HOW TO COMPLETE THIS TASK: Consider the data that follows and state how many lines contain the string "Outputs", using the number alone.

(Records from a data collection)
---------------
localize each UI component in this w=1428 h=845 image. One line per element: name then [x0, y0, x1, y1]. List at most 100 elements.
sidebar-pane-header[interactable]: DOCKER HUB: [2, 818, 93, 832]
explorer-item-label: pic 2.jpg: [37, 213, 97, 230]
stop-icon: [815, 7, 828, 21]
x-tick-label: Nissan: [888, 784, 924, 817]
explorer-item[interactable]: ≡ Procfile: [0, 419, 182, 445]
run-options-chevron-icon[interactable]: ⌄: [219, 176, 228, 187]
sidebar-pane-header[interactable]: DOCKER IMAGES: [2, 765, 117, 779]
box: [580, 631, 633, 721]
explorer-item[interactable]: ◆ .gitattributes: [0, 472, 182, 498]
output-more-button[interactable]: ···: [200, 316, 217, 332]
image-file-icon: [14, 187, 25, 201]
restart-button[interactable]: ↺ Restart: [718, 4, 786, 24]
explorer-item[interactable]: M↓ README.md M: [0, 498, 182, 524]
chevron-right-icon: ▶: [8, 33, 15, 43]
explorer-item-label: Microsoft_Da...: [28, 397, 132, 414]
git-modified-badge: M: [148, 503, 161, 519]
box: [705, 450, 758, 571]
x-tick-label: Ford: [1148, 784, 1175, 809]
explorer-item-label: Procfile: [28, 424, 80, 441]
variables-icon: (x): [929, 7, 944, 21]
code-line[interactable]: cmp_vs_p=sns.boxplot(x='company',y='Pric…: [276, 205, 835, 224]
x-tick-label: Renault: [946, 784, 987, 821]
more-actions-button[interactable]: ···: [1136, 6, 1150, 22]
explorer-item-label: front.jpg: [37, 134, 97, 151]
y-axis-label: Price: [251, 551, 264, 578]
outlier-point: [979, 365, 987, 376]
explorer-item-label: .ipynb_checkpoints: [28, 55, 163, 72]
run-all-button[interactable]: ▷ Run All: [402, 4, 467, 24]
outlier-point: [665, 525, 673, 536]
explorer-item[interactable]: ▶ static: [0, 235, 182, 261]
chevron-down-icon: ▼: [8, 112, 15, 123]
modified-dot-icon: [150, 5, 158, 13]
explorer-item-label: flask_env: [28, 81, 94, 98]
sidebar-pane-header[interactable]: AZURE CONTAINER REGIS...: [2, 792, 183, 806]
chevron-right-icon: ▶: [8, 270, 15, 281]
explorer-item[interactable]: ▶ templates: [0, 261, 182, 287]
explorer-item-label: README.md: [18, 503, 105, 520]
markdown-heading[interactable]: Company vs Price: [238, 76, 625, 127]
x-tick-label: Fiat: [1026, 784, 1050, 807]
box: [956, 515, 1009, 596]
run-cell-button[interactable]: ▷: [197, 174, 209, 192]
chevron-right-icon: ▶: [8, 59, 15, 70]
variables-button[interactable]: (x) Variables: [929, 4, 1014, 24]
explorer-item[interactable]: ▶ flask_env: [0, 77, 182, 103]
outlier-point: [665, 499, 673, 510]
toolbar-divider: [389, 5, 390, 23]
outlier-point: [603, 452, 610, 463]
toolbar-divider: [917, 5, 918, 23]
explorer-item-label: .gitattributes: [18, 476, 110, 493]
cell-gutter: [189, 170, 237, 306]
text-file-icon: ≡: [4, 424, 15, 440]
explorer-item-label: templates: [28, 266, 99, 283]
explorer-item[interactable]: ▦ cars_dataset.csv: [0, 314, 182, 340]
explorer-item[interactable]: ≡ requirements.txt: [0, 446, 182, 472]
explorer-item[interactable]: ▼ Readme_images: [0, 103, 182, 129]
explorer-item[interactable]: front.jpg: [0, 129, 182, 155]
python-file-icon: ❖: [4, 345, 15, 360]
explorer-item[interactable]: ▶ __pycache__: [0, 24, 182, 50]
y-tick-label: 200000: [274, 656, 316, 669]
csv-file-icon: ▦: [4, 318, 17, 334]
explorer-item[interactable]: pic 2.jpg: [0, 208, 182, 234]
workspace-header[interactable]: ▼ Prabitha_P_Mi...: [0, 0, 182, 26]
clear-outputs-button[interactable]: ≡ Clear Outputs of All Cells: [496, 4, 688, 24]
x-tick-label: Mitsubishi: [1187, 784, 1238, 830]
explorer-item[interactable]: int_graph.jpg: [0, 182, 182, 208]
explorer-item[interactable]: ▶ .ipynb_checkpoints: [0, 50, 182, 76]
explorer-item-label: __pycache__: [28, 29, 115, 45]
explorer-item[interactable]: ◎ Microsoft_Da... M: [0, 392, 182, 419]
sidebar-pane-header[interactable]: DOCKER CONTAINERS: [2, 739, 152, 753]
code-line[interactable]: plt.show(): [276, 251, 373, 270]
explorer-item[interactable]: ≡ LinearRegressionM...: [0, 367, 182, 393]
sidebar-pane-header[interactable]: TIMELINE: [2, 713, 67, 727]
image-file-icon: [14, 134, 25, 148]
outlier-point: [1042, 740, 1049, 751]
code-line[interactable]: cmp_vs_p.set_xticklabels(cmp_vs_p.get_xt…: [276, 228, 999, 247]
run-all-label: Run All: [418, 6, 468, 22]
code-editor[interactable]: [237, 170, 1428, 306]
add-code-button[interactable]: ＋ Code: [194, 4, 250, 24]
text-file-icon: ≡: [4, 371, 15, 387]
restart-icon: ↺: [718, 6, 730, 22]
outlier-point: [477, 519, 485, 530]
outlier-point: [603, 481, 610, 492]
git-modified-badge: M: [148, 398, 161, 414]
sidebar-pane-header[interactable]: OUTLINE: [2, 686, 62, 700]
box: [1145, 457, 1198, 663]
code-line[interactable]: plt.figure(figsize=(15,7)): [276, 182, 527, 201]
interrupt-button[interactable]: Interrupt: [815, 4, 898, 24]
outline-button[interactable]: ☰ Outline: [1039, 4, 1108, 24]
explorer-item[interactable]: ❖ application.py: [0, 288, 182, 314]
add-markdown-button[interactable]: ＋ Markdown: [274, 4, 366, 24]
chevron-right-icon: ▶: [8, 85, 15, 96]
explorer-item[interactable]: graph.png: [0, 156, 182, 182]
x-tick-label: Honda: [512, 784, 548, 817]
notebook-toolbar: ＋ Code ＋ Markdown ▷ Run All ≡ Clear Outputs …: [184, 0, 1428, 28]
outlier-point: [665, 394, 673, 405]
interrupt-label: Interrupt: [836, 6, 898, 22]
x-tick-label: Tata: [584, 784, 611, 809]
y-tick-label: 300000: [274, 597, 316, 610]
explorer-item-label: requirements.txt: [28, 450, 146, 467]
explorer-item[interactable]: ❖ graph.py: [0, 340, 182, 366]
---------------
ANSWER FOR THE TASK: 2